**Task objective**
Pull each line holding the word "spełniającego" from the data.

Stored records
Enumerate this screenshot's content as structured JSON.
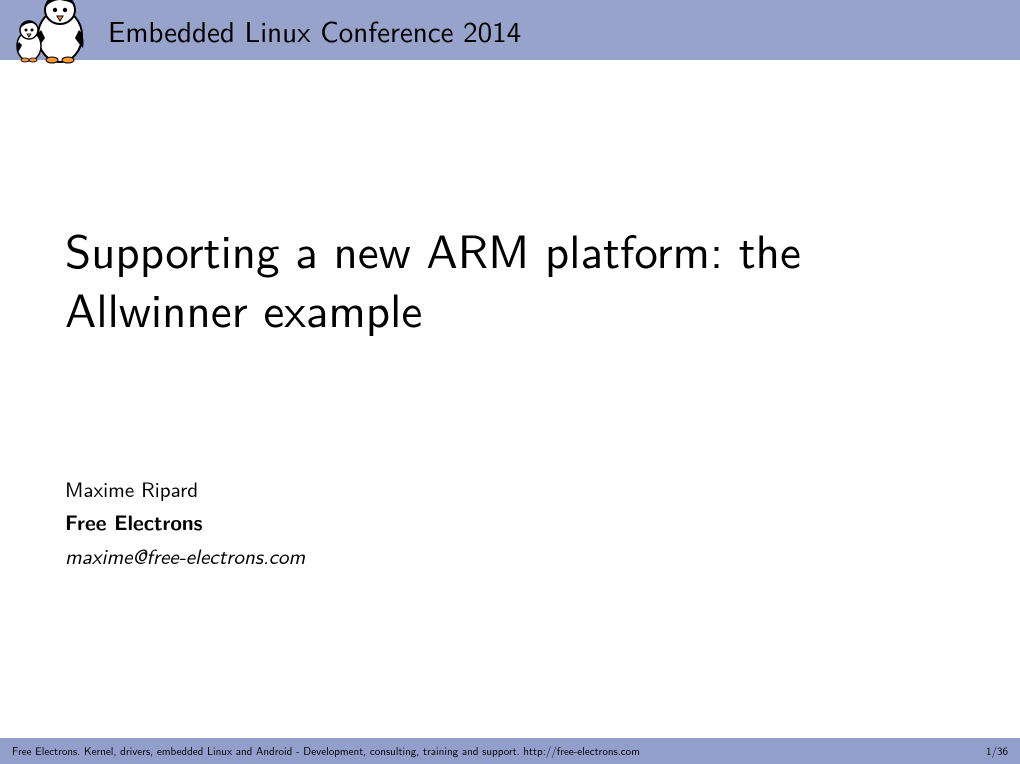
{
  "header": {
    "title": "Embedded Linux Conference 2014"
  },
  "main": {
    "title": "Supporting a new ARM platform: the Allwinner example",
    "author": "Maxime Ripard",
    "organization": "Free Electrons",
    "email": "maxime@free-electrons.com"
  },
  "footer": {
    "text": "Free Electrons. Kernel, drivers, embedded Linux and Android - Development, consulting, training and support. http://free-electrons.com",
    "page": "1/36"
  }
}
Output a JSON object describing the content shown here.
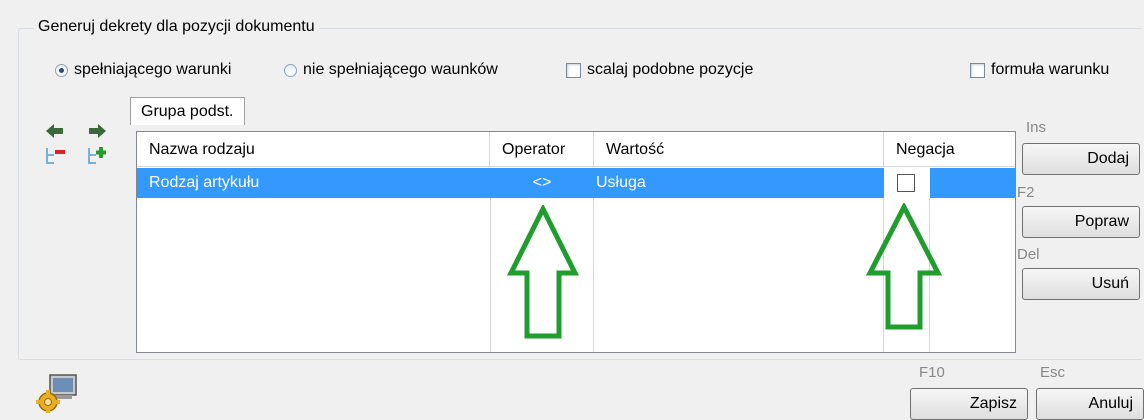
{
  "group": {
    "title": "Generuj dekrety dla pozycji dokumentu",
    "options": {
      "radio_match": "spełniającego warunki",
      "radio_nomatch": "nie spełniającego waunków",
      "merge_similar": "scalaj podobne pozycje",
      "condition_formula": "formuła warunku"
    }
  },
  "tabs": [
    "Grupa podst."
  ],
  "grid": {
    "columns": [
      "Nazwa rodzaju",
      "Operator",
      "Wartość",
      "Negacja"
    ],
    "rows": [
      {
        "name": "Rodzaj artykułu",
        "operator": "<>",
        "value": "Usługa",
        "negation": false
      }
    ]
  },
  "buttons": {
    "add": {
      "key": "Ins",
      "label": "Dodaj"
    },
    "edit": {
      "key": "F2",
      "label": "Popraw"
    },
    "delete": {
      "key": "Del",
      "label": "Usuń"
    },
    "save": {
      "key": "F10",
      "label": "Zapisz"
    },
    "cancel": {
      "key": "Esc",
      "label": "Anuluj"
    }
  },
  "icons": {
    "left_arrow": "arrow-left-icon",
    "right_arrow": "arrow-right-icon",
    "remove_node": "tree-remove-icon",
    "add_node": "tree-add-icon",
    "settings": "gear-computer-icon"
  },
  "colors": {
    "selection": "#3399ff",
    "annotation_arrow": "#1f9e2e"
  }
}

* * *

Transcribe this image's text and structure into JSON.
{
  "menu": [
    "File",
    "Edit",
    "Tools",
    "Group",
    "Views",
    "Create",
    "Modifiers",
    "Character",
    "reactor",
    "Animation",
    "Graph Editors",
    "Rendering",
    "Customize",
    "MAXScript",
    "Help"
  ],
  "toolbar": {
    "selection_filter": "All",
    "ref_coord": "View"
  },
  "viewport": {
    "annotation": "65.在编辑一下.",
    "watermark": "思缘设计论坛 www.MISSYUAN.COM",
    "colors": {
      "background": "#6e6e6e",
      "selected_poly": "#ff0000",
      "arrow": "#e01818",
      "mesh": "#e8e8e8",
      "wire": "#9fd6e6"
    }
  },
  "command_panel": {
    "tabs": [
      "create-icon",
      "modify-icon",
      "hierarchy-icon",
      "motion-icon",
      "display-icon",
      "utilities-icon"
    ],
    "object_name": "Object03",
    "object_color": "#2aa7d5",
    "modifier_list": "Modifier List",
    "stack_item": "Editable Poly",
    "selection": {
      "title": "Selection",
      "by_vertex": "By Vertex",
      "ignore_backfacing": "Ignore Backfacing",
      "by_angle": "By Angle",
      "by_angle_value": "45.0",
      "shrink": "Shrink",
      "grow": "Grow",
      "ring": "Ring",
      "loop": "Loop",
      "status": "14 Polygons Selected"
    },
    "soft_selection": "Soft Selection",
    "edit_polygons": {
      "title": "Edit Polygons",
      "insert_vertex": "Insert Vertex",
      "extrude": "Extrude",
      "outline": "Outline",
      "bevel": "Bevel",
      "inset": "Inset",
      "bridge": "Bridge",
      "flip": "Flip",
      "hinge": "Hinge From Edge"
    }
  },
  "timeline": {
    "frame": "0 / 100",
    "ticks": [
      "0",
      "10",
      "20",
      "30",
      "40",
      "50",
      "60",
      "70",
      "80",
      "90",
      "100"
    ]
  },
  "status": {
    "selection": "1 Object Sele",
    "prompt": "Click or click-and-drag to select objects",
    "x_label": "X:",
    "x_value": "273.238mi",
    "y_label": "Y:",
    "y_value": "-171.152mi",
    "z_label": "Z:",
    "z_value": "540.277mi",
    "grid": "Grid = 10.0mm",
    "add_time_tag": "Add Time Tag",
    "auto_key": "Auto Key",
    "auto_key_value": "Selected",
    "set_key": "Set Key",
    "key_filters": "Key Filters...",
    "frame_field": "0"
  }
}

**Response to the exercise**
      "radio_match": "spełniającego warunki",
      "radio_nomatch": "nie spełniającego waunków",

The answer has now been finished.